— begin ENTRIES PROVIDED —

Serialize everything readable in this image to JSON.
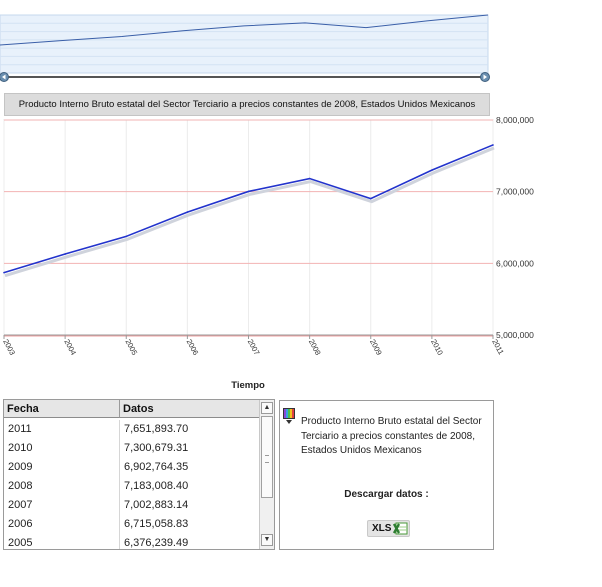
{
  "chart_data": {
    "type": "line",
    "title": "Producto Interno Bruto estatal del Sector Terciario a precios constantes de 2008, Estados Unidos Mexicanos",
    "xlabel": "Tiempo",
    "ylabel": "",
    "x": [
      "2003",
      "2004",
      "2005",
      "2006",
      "2007",
      "2008",
      "2009",
      "2010",
      "2011"
    ],
    "series": [
      {
        "values": [
          5870000,
          6130000,
          6376239.49,
          6715058.83,
          7002883.14,
          7183008.4,
          6902764.35,
          7300679.31,
          7651893.7
        ]
      }
    ],
    "yticks": [
      "8,000,000",
      "7,000,000",
      "6,000,000",
      "5,000,000"
    ],
    "ylim": [
      5000000,
      8000000
    ],
    "grid": true,
    "line_color": "#2233cc",
    "grid_color": "#f2b3b3"
  },
  "table": {
    "headers": [
      "Fecha",
      "Datos"
    ],
    "rows": [
      [
        "2011",
        "7,651,893.70"
      ],
      [
        "2010",
        "7,300,679.31"
      ],
      [
        "2009",
        "6,902,764.35"
      ],
      [
        "2008",
        "7,183,008.40"
      ],
      [
        "2007",
        "7,002,883.14"
      ],
      [
        "2006",
        "6,715,058.83"
      ],
      [
        "2005",
        "6,376,239.49"
      ]
    ]
  },
  "info": {
    "description": "Producto Interno Bruto estatal del Sector Terciario a precios constantes de 2008, Estados Unidos Mexicanos",
    "download_label": "Descargar datos :",
    "xls_label": "XLS"
  }
}
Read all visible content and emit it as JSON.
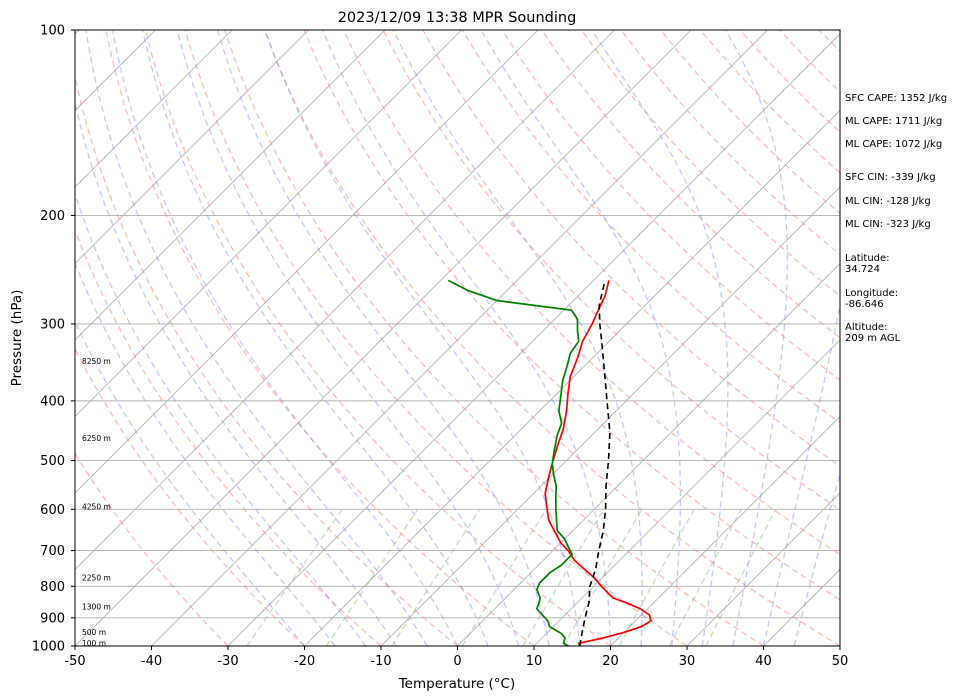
{
  "chart_data": {
    "type": "line",
    "title": "2023/12/09 13:38 MPR Sounding",
    "xlabel": "Temperature (°C)",
    "ylabel": "Pressure (hPa)",
    "xlim": [
      -50,
      50
    ],
    "ylim": [
      1000,
      100
    ],
    "y_scale": "log",
    "skew_t": true,
    "grid": true,
    "x_ticks": [
      "-50",
      "-40",
      "-30",
      "-20",
      "-10",
      "0",
      "10",
      "20",
      "30",
      "40",
      "50"
    ],
    "y_ticks": [
      "100",
      "200",
      "300",
      "400",
      "500",
      "600",
      "700",
      "800",
      "900",
      "1000"
    ],
    "height_labels": [
      {
        "p": 990,
        "label": "100 m"
      },
      {
        "p": 950,
        "label": "500 m"
      },
      {
        "p": 865,
        "label": "1300 m"
      },
      {
        "p": 775,
        "label": "2250 m"
      },
      {
        "p": 595,
        "label": "4250 m"
      },
      {
        "p": 460,
        "label": "6250 m"
      },
      {
        "p": 345,
        "label": "8250 m"
      }
    ],
    "series": [
      {
        "kind": "temperature",
        "color": "#ff0000",
        "points": [
          [
            16.0,
            1000
          ],
          [
            15.5,
            990
          ],
          [
            18.0,
            970
          ],
          [
            20.0,
            950
          ],
          [
            21.5,
            930
          ],
          [
            22.0,
            910
          ],
          [
            21.0,
            890
          ],
          [
            19.0,
            870
          ],
          [
            17.0,
            855
          ],
          [
            14.0,
            835
          ],
          [
            11.0,
            800
          ],
          [
            9.0,
            775
          ],
          [
            6.5,
            750
          ],
          [
            4.0,
            725
          ],
          [
            2.0,
            700
          ],
          [
            0.0,
            680
          ],
          [
            -2.0,
            655
          ],
          [
            -4.5,
            625
          ],
          [
            -6.5,
            595
          ],
          [
            -8.5,
            565
          ],
          [
            -10.0,
            535
          ],
          [
            -11.5,
            505
          ],
          [
            -13.0,
            475
          ],
          [
            -14.5,
            445
          ],
          [
            -16.5,
            415
          ],
          [
            -18.5,
            390
          ],
          [
            -20.5,
            365
          ],
          [
            -22.0,
            340
          ],
          [
            -23.5,
            320
          ],
          [
            -24.5,
            300
          ],
          [
            -25.5,
            285
          ],
          [
            -26.5,
            270
          ],
          [
            -28.0,
            255
          ]
        ]
      },
      {
        "kind": "dewpoint",
        "color": "#008000",
        "points": [
          [
            14.5,
            1000
          ],
          [
            13.5,
            990
          ],
          [
            13.0,
            970
          ],
          [
            12.0,
            955
          ],
          [
            11.0,
            945
          ],
          [
            9.5,
            930
          ],
          [
            8.5,
            910
          ],
          [
            7.0,
            890
          ],
          [
            5.5,
            870
          ],
          [
            5.0,
            850
          ],
          [
            4.5,
            835
          ],
          [
            3.0,
            810
          ],
          [
            2.5,
            790
          ],
          [
            2.5,
            760
          ],
          [
            3.0,
            740
          ],
          [
            3.0,
            710
          ],
          [
            1.5,
            690
          ],
          [
            0.0,
            670
          ],
          [
            -2.0,
            650
          ],
          [
            -3.5,
            625
          ],
          [
            -5.0,
            600
          ],
          [
            -6.5,
            575
          ],
          [
            -8.0,
            550
          ],
          [
            -10.0,
            525
          ],
          [
            -11.5,
            505
          ],
          [
            -13.0,
            480
          ],
          [
            -14.5,
            455
          ],
          [
            -15.5,
            435
          ],
          [
            -17.5,
            415
          ],
          [
            -19.0,
            395
          ],
          [
            -21.0,
            370
          ],
          [
            -22.0,
            355
          ],
          [
            -23.5,
            335
          ],
          [
            -24.0,
            320
          ],
          [
            -25.5,
            308
          ],
          [
            -27.0,
            295
          ],
          [
            -29.0,
            285
          ],
          [
            -40.0,
            275
          ],
          [
            -45.0,
            265
          ],
          [
            -49.0,
            255
          ]
        ]
      },
      {
        "kind": "parcel",
        "color": "#000000",
        "dashed": true,
        "points": [
          [
            16.0,
            1000
          ],
          [
            14.5,
            950
          ],
          [
            13.0,
            900
          ],
          [
            11.5,
            850
          ],
          [
            9.5,
            800
          ],
          [
            8.0,
            750
          ],
          [
            6.0,
            700
          ],
          [
            4.0,
            650
          ],
          [
            1.5,
            600
          ],
          [
            -1.5,
            550
          ],
          [
            -4.5,
            500
          ],
          [
            -8.0,
            450
          ],
          [
            -12.5,
            400
          ],
          [
            -16.5,
            360
          ],
          [
            -21.0,
            320
          ],
          [
            -23.5,
            300
          ],
          [
            -26.0,
            280
          ],
          [
            -28.5,
            255
          ]
        ]
      }
    ],
    "background_lines": {
      "isotherm_color": "#b0b0b0",
      "dry_adiabat_color": "#ff8080",
      "moist_adiabat_color": "#8080ff",
      "mixing_ratio_color": "#80c080"
    }
  },
  "sidebar": {
    "sfc_cape": "SFC CAPE: 1352 J/kg",
    "ml_cape_1": "ML CAPE: 1711 J/kg",
    "ml_cape_2": "ML CAPE: 1072 J/kg",
    "sfc_cin": "SFC CIN: -339 J/kg",
    "ml_cin_1": "ML CIN: -128 J/kg",
    "ml_cin_2": "ML CIN: -323 J/kg",
    "latitude": "Latitude:\n34.724",
    "longitude": "Longitude:\n-86.646",
    "altitude": "Altitude:\n209 m AGL"
  }
}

— end ENTRIES PROVIDED —

-- THE EXERCISE --
Exactly how many lines in the data above contain the word "Mexicanos"? Respond with the number and nothing more.

-- RESPONSE TO THE TASK --
2